+++ ITEMS

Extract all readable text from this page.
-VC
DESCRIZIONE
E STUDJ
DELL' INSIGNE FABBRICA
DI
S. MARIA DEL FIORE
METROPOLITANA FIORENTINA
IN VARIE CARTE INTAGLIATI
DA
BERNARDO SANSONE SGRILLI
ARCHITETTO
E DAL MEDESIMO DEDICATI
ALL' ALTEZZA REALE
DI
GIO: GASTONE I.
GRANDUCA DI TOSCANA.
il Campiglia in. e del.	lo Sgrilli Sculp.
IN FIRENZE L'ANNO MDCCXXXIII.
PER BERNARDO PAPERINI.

++++++

## WRITTEN EXERCISE
Using the entries above, return each line that includes the word "BERNARDO".

## RESPONSE
BERNARDO SANSONE SGRILLI
PER BERNARDO PAPERINI.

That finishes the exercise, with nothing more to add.